**Written exercise:**
List, from the lines below, each one with "العدو" in it.

**Data for the task:**
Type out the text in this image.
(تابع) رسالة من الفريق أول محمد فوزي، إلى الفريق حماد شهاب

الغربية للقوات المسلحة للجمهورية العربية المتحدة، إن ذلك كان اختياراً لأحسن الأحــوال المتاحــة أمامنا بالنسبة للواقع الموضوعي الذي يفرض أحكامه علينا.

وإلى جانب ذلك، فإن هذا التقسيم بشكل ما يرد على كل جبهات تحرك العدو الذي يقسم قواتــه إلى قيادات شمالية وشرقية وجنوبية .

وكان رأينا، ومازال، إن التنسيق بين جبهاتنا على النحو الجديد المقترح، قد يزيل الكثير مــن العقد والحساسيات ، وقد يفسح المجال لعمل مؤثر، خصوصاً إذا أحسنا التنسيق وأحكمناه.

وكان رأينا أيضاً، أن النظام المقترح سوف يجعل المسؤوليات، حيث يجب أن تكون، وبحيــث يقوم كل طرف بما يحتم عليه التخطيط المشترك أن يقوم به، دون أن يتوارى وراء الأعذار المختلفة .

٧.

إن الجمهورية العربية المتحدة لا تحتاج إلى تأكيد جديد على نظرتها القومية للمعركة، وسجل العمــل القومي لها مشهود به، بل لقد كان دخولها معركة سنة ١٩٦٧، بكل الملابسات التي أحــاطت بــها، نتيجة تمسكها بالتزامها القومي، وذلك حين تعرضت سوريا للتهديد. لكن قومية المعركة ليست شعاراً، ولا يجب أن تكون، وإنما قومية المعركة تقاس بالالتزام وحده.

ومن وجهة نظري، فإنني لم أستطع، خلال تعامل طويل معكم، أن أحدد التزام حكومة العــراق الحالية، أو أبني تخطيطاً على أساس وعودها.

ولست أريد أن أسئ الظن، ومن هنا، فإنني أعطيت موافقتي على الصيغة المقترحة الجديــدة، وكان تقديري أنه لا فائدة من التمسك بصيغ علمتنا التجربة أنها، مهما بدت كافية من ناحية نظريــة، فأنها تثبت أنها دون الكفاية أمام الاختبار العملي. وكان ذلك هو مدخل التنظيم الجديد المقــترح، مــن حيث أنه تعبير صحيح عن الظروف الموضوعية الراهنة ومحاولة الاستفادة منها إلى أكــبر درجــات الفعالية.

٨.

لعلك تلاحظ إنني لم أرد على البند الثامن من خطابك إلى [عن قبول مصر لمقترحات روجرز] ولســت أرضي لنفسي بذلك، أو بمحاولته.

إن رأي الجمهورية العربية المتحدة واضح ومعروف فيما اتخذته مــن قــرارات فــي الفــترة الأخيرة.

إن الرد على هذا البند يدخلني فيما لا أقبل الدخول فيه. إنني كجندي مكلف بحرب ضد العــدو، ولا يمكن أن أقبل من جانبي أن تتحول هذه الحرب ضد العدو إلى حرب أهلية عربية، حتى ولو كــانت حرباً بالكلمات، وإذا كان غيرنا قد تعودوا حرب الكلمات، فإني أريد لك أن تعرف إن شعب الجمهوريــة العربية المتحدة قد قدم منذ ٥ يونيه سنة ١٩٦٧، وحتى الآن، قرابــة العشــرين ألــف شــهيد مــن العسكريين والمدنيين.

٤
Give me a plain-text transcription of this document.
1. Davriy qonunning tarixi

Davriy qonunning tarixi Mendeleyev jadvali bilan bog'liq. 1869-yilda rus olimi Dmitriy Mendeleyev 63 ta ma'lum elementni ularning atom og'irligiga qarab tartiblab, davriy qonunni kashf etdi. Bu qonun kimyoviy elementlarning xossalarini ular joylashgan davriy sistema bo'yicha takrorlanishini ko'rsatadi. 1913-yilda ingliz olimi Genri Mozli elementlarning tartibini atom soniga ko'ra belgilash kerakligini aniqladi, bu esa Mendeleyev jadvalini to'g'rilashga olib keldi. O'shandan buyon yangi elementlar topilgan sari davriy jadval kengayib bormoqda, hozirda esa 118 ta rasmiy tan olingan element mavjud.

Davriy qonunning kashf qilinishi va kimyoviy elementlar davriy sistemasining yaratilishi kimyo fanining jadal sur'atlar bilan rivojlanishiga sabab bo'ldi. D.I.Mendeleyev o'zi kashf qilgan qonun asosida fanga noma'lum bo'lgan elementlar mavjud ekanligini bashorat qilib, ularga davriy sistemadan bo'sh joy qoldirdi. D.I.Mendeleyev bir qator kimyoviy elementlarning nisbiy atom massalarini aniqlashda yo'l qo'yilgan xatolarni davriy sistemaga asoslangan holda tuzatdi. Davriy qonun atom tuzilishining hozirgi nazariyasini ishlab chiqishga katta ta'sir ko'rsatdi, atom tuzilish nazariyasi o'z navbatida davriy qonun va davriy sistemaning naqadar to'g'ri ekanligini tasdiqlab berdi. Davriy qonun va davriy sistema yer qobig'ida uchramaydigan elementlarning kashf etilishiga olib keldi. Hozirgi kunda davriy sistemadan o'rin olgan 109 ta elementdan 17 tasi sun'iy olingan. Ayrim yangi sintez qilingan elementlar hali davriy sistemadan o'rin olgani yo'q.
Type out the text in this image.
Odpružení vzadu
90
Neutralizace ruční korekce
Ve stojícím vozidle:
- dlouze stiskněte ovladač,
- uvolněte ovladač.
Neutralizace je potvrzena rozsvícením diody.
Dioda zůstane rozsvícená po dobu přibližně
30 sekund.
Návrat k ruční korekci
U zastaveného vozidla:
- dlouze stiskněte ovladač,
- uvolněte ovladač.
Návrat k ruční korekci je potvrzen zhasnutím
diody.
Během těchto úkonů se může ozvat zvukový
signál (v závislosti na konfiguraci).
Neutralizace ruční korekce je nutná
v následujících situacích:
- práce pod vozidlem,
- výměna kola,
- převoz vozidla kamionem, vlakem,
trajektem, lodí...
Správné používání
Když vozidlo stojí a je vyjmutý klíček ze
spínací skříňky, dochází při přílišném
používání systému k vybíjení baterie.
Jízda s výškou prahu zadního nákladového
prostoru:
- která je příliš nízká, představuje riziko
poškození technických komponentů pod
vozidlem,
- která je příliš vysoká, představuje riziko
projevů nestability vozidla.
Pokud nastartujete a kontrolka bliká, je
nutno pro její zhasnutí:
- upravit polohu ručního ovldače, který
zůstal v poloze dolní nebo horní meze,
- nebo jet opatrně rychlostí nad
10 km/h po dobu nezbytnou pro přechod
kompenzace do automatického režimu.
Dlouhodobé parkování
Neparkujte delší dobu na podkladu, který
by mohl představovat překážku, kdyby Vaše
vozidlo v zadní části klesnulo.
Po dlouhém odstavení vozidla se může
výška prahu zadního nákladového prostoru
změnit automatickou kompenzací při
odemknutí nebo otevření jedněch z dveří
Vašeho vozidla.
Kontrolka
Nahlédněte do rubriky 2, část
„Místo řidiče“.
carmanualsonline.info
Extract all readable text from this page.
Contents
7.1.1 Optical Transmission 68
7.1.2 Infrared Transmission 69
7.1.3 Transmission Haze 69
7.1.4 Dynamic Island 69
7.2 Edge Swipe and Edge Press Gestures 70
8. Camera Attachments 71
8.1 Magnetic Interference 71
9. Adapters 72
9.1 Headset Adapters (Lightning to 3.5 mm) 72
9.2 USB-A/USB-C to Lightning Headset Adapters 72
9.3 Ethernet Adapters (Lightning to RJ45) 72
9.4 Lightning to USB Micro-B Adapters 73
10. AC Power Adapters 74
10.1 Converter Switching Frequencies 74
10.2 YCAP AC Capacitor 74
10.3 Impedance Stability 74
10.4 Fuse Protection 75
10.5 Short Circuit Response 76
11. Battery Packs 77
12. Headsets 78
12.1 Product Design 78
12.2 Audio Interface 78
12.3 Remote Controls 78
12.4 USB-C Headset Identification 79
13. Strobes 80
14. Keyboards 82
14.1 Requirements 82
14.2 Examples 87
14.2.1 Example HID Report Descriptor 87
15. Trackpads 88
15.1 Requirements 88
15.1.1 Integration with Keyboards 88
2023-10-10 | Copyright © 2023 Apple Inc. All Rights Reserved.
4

**Result below:**
وإلى جانب ذلك، فإن هذا التقسيم بشكل ما يرد على كل جبهات تحرك العدو الذي يقسم قواتــه إلى قيادات شمالية وشرقية وجنوبية .
إن الرد على هذا البند يدخلني فيما لا أقبل الدخول فيه. إنني كجندي مكلف بحرب ضد العــدو، ولا يمكن أن أقبل من جانبي أن تتحول هذه الحرب ضد العدو إلى حرب أهلية عربية، حتى ولو كــانت حرباً بالكلمات، وإذا كان غيرنا قد تعودوا حرب الكلمات، فإني أريد لك أن تعرف إن شعب الجمهوريــة العربية المتحدة قد قدم منذ ٥ يونيه سنة ١٩٦٧، وحتى الآن، قرابــة العشــرين ألــف شــهيد مــن العسكريين والمدنيين.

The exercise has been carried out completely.